Search the records for the word "pembagian" and pick out every line that has it.

*Exercise data*
****************************************

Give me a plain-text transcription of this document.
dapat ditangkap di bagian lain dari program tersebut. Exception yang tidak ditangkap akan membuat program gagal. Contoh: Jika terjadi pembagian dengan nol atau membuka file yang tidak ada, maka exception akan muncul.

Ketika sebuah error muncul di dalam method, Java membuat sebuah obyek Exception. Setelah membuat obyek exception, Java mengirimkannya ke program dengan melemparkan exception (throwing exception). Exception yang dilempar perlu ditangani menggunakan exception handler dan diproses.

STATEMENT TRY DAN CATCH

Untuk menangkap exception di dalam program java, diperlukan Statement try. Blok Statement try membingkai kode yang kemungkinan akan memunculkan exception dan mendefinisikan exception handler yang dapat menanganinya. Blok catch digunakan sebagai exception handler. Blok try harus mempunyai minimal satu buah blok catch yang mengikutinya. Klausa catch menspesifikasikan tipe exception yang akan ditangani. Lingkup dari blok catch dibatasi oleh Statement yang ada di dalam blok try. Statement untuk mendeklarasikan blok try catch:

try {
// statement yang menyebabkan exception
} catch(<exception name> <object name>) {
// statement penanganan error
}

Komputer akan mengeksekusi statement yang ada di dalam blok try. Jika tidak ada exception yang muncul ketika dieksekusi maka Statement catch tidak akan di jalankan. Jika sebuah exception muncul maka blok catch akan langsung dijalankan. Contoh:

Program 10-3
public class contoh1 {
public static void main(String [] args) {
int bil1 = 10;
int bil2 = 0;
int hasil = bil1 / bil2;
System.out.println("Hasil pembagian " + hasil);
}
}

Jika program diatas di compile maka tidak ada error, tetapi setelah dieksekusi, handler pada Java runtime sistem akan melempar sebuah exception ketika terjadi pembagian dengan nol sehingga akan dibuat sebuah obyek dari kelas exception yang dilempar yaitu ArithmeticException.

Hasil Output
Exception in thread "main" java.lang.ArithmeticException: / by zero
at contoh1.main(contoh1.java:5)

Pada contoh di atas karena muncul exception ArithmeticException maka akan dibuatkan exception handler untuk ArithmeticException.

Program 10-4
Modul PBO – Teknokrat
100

****************************************

*The result*
dapat ditangkap di bagian lain dari program tersebut. Exception yang tidak ditangkap akan membuat program gagal. Contoh: Jika terjadi pembagian dengan nol atau membuka file yang tidak ada, maka exception akan muncul.
System.out.println("Hasil pembagian " + hasil);
Jika program diatas di compile maka tidak ada error, tetapi setelah dieksekusi, handler pada Java runtime sistem akan melempar sebuah exception ketika terjadi pembagian dengan nol sehingga akan dibuat sebuah obyek dari kelas exception yang dilempar yaitu ArithmeticException.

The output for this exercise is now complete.